Objective => Select the lines below containing the word "icon".
* START Data provided *
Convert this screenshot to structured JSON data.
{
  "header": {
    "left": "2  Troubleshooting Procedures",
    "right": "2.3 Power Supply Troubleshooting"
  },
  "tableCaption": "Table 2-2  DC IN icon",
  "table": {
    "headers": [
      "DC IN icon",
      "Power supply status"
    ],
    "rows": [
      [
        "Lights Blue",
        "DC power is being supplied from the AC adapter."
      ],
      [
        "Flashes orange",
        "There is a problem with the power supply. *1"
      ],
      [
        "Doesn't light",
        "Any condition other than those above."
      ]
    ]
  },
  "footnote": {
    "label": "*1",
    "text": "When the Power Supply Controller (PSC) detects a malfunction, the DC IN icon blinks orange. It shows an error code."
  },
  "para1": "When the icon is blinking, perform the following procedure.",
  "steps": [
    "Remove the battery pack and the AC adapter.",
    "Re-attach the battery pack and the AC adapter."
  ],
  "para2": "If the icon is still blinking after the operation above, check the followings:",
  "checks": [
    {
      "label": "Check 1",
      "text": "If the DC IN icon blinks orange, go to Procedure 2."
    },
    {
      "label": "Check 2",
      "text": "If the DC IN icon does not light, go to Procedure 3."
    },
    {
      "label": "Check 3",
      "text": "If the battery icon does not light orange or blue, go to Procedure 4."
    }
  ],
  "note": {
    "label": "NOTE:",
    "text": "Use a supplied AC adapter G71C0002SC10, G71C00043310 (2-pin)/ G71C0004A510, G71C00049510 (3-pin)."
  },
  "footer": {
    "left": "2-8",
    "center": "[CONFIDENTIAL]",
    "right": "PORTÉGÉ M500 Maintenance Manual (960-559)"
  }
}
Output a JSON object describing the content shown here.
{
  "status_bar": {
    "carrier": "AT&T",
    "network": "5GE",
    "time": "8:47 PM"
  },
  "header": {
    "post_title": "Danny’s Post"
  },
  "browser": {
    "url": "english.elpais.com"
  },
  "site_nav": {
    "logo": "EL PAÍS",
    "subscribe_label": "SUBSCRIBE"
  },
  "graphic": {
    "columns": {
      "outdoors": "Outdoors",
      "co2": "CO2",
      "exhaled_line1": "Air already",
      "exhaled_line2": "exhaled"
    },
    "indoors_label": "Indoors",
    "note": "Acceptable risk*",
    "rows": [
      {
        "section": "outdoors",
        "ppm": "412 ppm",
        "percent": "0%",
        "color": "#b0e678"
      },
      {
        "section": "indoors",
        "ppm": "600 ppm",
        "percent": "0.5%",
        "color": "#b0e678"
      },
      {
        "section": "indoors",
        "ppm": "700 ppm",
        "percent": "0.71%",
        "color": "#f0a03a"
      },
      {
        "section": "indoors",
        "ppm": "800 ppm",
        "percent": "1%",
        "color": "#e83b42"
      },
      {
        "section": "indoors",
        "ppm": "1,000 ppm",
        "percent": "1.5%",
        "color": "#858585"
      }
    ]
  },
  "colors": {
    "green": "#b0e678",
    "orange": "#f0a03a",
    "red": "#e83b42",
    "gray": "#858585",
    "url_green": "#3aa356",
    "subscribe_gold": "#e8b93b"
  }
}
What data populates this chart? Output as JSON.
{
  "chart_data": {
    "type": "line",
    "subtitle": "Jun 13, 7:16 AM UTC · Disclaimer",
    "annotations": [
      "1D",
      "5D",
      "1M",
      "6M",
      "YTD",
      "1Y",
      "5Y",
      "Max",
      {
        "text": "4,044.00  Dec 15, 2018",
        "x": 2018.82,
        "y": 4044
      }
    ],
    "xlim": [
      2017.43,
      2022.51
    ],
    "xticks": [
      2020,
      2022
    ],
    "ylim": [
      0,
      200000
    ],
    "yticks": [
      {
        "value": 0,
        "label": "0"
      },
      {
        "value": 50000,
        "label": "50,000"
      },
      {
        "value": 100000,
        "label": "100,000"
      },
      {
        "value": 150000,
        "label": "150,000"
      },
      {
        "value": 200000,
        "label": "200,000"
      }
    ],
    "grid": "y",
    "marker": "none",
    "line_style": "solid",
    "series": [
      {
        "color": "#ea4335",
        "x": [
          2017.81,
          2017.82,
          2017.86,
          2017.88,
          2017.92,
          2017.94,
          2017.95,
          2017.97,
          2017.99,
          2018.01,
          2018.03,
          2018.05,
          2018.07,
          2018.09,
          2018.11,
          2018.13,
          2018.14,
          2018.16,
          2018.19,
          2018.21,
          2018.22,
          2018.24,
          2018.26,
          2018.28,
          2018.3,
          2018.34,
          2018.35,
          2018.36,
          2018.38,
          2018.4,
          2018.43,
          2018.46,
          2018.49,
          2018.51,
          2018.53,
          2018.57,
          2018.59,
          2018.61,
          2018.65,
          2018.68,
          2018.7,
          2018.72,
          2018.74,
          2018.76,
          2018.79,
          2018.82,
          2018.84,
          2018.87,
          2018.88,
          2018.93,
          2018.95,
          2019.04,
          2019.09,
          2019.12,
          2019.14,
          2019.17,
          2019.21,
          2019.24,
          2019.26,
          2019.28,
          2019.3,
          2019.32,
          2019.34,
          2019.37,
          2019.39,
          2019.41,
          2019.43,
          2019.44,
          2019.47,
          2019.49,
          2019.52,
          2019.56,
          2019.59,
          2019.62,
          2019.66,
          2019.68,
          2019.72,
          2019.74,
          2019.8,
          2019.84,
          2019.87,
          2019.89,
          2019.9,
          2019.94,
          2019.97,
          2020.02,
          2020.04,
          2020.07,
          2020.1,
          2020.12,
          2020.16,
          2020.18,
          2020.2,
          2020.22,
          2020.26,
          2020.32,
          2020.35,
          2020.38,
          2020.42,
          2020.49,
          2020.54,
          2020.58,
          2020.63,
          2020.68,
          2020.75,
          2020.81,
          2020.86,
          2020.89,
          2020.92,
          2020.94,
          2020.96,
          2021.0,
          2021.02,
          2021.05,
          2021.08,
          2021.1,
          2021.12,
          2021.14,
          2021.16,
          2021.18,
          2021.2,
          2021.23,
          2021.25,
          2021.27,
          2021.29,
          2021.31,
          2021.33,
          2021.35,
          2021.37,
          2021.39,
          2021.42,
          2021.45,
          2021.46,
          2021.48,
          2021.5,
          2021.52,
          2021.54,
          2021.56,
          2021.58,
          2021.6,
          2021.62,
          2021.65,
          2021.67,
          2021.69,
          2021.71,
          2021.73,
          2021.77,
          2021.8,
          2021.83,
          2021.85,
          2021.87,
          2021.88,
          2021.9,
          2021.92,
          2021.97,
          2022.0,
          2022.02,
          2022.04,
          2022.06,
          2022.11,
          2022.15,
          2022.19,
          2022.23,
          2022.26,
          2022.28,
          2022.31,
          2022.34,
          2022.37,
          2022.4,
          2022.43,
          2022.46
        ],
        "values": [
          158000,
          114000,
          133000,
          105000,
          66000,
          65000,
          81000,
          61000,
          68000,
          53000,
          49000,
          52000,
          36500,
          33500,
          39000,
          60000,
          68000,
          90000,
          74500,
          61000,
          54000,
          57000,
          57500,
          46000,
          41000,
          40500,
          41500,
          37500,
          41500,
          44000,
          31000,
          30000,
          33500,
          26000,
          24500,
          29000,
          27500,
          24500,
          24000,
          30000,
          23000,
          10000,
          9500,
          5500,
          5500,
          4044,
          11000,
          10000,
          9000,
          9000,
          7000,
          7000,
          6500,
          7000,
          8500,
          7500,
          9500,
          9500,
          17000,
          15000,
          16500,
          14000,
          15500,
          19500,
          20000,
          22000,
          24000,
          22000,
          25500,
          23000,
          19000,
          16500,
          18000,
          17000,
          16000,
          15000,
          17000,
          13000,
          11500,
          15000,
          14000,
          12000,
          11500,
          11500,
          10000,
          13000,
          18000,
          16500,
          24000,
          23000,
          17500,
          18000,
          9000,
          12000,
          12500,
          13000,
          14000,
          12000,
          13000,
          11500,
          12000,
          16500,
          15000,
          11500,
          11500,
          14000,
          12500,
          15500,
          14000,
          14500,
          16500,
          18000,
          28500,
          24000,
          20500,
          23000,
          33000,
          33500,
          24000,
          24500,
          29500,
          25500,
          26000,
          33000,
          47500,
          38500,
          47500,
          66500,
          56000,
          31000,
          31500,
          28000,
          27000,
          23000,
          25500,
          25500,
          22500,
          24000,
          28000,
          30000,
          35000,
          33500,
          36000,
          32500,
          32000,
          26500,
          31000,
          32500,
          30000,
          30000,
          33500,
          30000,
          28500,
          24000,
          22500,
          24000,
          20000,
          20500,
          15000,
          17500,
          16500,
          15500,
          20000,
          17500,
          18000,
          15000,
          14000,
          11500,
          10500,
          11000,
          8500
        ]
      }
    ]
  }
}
* END Data provided *
Written solution =>
  "tableCaption": "Table 2-2  DC IN icon",
      "DC IN icon",
    "text": "When the Power Supply Controller (PSC) detects a malfunction, the DC IN icon blinks orange. It shows an error code."
  "para1": "When the icon is blinking, perform the following procedure.",
  "para2": "If the icon is still blinking after the operation above, check the followings:",
      "text": "If the DC IN icon blinks orange, go to Procedure 2."
      "text": "If the DC IN icon does not light, go to Procedure 3."
      "text": "If the battery icon does not light orange or blue, go to Procedure 4."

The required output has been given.